-- Start of ENTRIES SUPPLIED --

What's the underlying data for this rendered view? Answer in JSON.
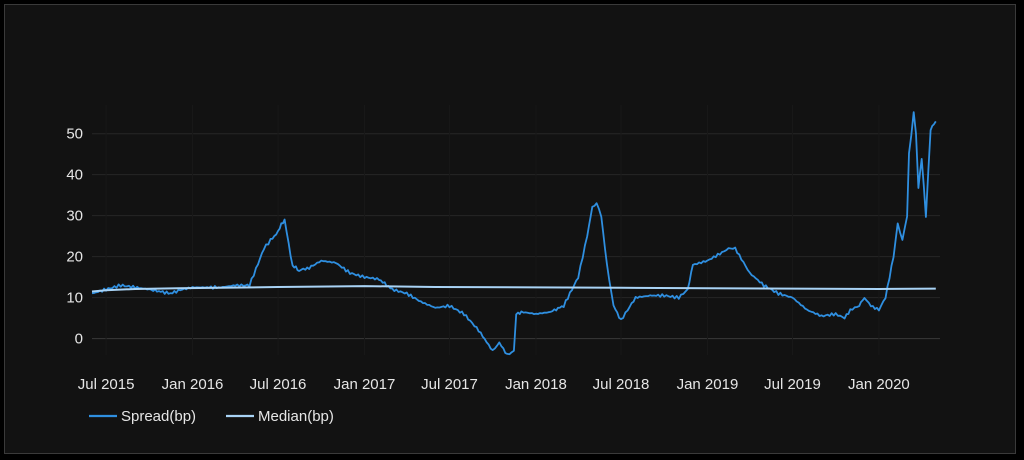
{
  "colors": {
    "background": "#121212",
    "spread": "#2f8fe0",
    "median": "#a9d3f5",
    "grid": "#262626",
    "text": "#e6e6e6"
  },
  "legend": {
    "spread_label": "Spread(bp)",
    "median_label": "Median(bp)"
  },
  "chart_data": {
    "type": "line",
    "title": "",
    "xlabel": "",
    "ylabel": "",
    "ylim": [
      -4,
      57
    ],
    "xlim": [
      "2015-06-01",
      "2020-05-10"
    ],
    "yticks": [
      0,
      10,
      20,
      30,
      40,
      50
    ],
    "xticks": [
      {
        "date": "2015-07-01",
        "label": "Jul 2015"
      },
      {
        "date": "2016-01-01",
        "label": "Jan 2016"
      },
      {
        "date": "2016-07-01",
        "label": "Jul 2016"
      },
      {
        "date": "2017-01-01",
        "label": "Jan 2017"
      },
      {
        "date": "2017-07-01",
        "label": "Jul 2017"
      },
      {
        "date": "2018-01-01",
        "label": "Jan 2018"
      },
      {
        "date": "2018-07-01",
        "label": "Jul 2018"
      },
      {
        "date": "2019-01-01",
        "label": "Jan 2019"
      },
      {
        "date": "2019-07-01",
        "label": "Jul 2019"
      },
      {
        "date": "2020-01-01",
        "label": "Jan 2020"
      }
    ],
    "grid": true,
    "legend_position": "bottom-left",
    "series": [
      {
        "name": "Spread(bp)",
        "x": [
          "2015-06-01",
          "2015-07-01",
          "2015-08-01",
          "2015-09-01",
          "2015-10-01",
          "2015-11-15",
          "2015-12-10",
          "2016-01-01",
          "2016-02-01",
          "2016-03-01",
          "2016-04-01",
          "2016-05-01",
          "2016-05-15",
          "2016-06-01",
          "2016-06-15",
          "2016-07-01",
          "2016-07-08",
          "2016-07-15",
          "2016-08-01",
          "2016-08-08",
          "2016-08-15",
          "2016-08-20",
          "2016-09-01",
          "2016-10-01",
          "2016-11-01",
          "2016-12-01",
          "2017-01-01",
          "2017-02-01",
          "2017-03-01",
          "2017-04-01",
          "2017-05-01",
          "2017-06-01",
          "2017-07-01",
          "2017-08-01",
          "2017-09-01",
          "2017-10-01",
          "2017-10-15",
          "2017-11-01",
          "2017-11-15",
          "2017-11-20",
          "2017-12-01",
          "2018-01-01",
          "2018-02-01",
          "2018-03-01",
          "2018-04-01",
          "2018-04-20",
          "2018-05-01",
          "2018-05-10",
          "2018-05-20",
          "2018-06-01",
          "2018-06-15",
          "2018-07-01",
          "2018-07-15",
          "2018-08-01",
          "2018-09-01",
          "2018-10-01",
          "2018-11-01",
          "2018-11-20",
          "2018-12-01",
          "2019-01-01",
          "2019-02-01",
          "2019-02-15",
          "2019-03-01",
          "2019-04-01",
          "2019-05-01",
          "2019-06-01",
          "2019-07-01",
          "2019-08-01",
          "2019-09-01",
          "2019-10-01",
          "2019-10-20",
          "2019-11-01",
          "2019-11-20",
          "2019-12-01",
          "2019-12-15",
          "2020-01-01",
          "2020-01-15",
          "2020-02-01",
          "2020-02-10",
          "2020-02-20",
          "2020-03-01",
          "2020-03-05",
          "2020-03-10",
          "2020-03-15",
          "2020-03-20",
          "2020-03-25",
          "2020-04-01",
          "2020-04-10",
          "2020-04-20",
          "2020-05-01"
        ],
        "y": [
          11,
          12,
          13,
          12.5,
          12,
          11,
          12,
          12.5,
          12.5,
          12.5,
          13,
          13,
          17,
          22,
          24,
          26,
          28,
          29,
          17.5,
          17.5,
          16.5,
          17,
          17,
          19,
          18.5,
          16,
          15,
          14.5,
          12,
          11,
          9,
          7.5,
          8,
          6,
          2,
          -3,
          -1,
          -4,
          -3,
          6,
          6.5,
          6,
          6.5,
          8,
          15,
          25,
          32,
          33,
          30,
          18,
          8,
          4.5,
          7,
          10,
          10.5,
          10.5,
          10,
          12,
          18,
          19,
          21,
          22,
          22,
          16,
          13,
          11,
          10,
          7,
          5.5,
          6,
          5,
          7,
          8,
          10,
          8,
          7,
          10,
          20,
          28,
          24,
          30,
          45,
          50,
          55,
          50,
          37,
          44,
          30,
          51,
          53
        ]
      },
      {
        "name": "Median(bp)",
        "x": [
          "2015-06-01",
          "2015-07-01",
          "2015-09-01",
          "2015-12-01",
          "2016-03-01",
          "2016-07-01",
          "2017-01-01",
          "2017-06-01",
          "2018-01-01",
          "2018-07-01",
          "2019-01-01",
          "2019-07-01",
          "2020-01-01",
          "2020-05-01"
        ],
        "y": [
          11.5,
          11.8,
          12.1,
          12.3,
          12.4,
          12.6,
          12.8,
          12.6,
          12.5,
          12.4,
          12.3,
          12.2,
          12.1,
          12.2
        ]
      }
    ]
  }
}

-- End of ENTRIES SUPPLIED --

Search the material above for "date". Pull out each line where it shows up.

        "date": "2015-07-01",
        "date": "2016-01-01",
        "date": "2016-07-01",
        "date": "2017-01-01",
        "date": "2017-07-01",
        "date": "2018-01-01",
        "date": "2018-07-01",
        "date": "2019-01-01",
        "date": "2019-07-01",
        "date": "2020-01-01",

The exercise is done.